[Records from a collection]
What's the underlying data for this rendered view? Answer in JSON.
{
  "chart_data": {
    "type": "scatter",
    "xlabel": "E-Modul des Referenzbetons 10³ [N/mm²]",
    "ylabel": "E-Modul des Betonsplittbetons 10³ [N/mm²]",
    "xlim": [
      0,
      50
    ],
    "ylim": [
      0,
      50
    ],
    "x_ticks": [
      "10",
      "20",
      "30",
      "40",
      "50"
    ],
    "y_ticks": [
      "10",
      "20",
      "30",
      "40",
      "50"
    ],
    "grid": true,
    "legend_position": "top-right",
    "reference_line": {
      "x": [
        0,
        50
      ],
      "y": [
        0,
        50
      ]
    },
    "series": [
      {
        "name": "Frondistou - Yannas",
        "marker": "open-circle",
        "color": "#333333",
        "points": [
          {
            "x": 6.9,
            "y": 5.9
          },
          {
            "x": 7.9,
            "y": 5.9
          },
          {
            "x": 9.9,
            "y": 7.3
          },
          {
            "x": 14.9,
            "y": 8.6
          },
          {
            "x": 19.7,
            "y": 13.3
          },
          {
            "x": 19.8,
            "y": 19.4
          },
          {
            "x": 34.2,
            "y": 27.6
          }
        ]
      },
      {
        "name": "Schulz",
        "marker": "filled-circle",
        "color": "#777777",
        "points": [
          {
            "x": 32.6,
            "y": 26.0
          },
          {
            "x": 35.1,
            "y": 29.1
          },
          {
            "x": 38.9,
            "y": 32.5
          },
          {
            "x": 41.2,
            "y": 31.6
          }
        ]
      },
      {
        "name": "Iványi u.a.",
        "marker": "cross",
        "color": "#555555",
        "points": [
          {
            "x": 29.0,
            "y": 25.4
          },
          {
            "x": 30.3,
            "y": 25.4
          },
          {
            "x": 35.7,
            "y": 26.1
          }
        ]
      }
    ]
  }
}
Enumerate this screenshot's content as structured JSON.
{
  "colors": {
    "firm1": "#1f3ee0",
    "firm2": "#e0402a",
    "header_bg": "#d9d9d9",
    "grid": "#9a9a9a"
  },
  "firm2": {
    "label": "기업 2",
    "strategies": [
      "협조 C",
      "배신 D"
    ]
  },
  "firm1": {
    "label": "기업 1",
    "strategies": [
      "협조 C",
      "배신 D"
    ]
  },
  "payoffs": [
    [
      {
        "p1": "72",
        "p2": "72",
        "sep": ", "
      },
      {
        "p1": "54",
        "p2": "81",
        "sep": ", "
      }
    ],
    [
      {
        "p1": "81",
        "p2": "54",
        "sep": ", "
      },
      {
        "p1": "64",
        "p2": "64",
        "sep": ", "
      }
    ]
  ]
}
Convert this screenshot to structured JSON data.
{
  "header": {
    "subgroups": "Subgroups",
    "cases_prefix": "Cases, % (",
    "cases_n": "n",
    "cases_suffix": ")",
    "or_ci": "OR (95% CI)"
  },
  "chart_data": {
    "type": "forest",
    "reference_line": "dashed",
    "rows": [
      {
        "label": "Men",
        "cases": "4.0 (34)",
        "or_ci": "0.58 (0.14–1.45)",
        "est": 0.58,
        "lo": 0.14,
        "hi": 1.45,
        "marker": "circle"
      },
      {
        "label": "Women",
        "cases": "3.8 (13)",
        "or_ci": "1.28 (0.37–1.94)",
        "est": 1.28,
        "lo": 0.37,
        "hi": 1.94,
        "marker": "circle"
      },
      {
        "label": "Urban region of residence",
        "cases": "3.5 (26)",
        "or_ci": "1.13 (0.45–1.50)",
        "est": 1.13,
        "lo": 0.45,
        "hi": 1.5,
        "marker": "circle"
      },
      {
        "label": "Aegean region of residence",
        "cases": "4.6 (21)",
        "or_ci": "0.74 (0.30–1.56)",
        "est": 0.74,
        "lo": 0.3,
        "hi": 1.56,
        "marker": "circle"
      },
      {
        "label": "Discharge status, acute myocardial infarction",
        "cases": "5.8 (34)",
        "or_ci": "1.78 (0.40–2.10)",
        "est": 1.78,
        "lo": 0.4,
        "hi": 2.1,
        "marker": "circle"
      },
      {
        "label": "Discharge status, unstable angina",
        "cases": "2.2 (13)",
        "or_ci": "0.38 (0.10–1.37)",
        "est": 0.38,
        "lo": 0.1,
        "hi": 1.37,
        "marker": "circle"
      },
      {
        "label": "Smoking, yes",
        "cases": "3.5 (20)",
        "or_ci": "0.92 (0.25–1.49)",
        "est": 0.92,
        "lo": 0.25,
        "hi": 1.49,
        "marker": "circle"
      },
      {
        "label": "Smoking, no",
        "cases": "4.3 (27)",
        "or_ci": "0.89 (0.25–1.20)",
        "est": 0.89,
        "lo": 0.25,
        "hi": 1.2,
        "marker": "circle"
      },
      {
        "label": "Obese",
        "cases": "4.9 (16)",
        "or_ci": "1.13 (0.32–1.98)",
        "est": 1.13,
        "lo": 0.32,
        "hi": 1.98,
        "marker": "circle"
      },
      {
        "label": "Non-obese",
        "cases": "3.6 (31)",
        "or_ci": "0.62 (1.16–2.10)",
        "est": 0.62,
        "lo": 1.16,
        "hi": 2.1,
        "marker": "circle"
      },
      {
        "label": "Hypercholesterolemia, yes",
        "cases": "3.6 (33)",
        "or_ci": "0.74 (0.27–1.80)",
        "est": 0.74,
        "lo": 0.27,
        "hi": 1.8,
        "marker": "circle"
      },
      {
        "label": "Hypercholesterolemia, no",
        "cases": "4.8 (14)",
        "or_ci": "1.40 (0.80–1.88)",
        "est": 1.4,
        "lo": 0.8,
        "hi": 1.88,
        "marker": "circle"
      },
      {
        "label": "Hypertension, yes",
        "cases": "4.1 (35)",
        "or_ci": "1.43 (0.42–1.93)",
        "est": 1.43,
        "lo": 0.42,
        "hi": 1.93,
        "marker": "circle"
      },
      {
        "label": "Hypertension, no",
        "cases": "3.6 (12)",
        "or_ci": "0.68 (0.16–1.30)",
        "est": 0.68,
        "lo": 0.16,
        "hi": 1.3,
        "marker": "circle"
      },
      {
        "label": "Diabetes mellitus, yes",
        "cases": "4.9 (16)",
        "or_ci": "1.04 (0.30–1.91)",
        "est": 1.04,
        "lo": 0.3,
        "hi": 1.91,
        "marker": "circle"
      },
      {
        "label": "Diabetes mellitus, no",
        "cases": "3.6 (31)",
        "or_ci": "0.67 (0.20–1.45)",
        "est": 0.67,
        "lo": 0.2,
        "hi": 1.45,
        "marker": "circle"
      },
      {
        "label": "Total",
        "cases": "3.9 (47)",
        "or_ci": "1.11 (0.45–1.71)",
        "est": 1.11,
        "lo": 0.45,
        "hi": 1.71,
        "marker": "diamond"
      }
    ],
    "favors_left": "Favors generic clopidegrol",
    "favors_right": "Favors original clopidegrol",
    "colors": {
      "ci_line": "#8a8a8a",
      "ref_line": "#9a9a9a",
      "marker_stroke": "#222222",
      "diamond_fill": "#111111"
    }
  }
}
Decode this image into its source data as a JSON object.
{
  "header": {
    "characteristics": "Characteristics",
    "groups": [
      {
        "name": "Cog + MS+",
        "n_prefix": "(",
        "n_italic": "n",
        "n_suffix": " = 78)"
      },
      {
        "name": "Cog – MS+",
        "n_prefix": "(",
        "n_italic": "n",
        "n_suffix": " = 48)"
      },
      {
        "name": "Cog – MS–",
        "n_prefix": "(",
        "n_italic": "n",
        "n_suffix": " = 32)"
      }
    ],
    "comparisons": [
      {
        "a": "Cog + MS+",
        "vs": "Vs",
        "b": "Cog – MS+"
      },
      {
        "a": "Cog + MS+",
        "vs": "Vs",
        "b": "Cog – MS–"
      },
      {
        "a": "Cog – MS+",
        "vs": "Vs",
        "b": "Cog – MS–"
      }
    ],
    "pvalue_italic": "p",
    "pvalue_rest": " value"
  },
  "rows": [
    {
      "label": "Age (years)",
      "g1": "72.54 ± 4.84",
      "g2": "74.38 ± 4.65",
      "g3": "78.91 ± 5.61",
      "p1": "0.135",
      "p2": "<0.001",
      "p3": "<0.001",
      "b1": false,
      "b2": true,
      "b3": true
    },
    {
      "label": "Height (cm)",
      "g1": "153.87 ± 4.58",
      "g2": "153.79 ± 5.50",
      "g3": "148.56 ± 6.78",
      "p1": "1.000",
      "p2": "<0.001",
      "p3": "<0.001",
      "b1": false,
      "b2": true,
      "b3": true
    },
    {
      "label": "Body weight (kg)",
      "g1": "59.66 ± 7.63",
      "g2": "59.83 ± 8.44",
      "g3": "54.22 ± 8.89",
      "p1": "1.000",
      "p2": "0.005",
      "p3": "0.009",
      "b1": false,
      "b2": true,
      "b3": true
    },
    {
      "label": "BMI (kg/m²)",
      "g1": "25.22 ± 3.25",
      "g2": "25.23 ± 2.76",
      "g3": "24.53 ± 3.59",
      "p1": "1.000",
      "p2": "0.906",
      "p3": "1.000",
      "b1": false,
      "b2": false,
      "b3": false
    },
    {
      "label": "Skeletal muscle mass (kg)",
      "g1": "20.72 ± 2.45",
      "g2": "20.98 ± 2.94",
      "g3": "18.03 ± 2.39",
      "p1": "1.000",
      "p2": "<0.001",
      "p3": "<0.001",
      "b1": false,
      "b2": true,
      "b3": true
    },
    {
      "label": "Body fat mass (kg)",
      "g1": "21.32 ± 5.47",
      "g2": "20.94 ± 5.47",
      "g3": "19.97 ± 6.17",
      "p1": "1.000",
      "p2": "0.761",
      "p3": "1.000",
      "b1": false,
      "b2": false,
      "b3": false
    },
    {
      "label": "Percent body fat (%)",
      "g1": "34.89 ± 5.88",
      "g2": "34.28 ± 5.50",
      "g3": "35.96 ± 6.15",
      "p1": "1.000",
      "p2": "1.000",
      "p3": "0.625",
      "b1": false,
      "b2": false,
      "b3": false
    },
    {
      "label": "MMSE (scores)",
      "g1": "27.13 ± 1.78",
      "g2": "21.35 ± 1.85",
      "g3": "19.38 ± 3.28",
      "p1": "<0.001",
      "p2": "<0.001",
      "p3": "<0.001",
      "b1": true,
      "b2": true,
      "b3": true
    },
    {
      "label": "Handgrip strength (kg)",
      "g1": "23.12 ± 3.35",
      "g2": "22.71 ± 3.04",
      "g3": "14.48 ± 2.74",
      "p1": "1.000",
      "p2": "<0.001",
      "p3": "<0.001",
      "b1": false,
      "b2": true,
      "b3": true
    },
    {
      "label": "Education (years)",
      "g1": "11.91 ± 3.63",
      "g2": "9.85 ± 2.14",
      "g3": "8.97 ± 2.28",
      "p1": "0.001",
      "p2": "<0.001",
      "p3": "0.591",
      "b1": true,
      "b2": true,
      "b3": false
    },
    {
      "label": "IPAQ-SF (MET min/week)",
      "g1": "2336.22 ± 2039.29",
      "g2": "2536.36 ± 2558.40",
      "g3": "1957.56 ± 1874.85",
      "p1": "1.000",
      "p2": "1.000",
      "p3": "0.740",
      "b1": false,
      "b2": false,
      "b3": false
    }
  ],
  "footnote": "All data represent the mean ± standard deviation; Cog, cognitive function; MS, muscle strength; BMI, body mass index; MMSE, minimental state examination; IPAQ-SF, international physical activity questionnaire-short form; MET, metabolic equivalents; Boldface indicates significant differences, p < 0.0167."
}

**Task objective:** Find the lines above holding the word "MMSE" and show them.

**Exercise solution:**
      "label": "MMSE (scores)",
  "footnote": "All data represent the mean ± standard deviation; Cog, cognitive function; MS, muscle strength; BMI, body mass index; MMSE, minimental state examination; IPAQ-SF, international physical activity questionnaire-short form; MET, metabolic equivalents; Boldface indicates significant differences, p < 0.0167."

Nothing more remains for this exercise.